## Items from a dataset
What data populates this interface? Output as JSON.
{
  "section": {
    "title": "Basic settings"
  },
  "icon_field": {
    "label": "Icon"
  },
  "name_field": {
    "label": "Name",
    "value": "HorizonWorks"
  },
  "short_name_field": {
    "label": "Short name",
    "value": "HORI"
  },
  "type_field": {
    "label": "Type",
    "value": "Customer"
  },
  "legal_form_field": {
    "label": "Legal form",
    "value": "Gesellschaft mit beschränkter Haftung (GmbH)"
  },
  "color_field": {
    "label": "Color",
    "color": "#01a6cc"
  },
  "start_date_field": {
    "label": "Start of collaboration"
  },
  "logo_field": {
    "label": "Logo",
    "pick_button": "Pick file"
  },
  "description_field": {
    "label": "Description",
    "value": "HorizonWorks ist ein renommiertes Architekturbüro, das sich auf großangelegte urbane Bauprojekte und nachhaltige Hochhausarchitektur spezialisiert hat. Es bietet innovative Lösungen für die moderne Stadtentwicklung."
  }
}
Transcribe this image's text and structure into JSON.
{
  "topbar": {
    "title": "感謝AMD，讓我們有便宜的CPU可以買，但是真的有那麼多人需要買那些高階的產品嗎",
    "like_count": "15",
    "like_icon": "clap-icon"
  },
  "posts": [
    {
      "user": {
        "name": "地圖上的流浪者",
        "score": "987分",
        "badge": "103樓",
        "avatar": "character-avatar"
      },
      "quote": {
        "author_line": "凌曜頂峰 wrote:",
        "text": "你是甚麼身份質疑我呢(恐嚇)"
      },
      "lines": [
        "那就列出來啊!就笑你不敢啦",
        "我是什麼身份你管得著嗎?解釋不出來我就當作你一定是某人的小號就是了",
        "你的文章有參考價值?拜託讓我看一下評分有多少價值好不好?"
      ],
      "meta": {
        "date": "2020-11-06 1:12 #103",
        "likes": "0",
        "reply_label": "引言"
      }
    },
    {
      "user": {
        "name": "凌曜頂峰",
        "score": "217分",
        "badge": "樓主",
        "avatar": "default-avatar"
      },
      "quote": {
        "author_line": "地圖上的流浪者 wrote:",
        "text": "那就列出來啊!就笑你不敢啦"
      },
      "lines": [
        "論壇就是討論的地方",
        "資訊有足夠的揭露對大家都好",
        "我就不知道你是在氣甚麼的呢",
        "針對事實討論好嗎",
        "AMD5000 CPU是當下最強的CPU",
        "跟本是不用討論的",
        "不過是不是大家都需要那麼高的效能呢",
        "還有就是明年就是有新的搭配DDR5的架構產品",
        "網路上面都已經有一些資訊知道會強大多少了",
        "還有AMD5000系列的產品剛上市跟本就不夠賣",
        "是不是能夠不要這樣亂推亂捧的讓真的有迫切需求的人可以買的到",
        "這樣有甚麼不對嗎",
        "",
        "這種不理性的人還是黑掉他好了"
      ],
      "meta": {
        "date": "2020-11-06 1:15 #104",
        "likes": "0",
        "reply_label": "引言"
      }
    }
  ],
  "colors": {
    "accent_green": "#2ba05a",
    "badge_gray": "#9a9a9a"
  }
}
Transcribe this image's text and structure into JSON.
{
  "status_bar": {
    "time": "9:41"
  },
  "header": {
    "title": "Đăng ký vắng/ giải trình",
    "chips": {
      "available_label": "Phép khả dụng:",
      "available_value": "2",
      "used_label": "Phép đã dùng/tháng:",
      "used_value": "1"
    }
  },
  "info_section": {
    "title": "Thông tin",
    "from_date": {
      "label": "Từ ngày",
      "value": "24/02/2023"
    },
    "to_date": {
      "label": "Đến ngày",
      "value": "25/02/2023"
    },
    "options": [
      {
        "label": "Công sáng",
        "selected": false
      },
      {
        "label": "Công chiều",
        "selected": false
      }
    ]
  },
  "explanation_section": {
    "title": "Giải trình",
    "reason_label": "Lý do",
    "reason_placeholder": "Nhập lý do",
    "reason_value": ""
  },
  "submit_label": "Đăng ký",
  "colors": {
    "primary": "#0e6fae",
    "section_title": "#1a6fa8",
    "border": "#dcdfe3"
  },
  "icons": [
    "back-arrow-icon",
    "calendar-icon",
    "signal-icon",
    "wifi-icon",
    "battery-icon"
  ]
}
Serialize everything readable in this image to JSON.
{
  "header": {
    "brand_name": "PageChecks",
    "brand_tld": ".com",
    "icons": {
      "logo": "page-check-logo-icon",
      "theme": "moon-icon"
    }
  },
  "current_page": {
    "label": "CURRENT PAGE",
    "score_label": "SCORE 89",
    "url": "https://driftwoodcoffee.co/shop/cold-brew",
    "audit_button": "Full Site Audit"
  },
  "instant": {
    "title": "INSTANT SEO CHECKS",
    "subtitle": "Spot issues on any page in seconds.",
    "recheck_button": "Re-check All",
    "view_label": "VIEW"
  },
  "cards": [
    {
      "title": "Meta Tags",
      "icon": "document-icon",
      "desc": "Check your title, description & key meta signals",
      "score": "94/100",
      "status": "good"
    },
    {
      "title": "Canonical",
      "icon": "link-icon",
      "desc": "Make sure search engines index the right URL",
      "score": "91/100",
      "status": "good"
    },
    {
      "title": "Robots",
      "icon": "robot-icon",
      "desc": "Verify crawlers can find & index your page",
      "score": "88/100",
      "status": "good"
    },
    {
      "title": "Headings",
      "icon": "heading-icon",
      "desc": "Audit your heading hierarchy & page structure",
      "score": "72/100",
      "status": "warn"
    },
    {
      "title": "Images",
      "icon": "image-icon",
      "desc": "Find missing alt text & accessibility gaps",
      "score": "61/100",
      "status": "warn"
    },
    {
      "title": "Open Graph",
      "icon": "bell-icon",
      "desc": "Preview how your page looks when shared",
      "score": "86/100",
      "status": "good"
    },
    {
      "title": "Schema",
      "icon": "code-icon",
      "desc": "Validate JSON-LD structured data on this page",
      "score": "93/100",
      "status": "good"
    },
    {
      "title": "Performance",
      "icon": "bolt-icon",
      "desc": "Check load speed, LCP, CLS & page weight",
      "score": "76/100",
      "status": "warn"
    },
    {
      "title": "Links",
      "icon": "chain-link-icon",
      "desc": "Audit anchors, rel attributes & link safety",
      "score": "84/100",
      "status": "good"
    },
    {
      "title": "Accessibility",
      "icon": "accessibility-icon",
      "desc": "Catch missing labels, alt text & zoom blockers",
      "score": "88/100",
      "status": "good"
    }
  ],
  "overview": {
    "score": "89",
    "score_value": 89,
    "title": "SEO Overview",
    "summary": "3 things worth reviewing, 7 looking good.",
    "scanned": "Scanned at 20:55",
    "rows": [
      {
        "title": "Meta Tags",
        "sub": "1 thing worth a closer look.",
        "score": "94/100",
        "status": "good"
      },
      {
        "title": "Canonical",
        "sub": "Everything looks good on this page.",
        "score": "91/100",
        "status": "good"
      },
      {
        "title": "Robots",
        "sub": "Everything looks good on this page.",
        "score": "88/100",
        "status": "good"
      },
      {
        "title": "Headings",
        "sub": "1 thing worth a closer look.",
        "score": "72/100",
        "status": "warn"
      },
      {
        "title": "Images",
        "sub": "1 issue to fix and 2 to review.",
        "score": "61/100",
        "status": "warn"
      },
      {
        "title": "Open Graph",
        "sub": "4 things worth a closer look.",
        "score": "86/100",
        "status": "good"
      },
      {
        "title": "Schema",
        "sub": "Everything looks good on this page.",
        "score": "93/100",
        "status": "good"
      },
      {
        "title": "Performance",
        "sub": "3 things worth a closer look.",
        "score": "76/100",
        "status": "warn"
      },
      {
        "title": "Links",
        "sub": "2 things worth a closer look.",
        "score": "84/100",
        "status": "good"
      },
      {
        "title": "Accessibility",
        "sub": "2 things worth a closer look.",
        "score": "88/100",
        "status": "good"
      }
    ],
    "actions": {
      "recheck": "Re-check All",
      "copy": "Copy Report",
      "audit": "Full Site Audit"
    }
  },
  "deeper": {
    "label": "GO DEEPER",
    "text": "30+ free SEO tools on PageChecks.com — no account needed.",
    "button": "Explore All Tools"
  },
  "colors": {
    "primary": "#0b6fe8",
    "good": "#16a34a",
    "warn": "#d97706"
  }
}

## Exercise task
Gather every line from the listing above in which "Phép" appears, and copy those lines.

## Reply to the exercise
      "available_label": "Phép khả dụng:",
      "used_label": "Phép đã dùng/tháng:",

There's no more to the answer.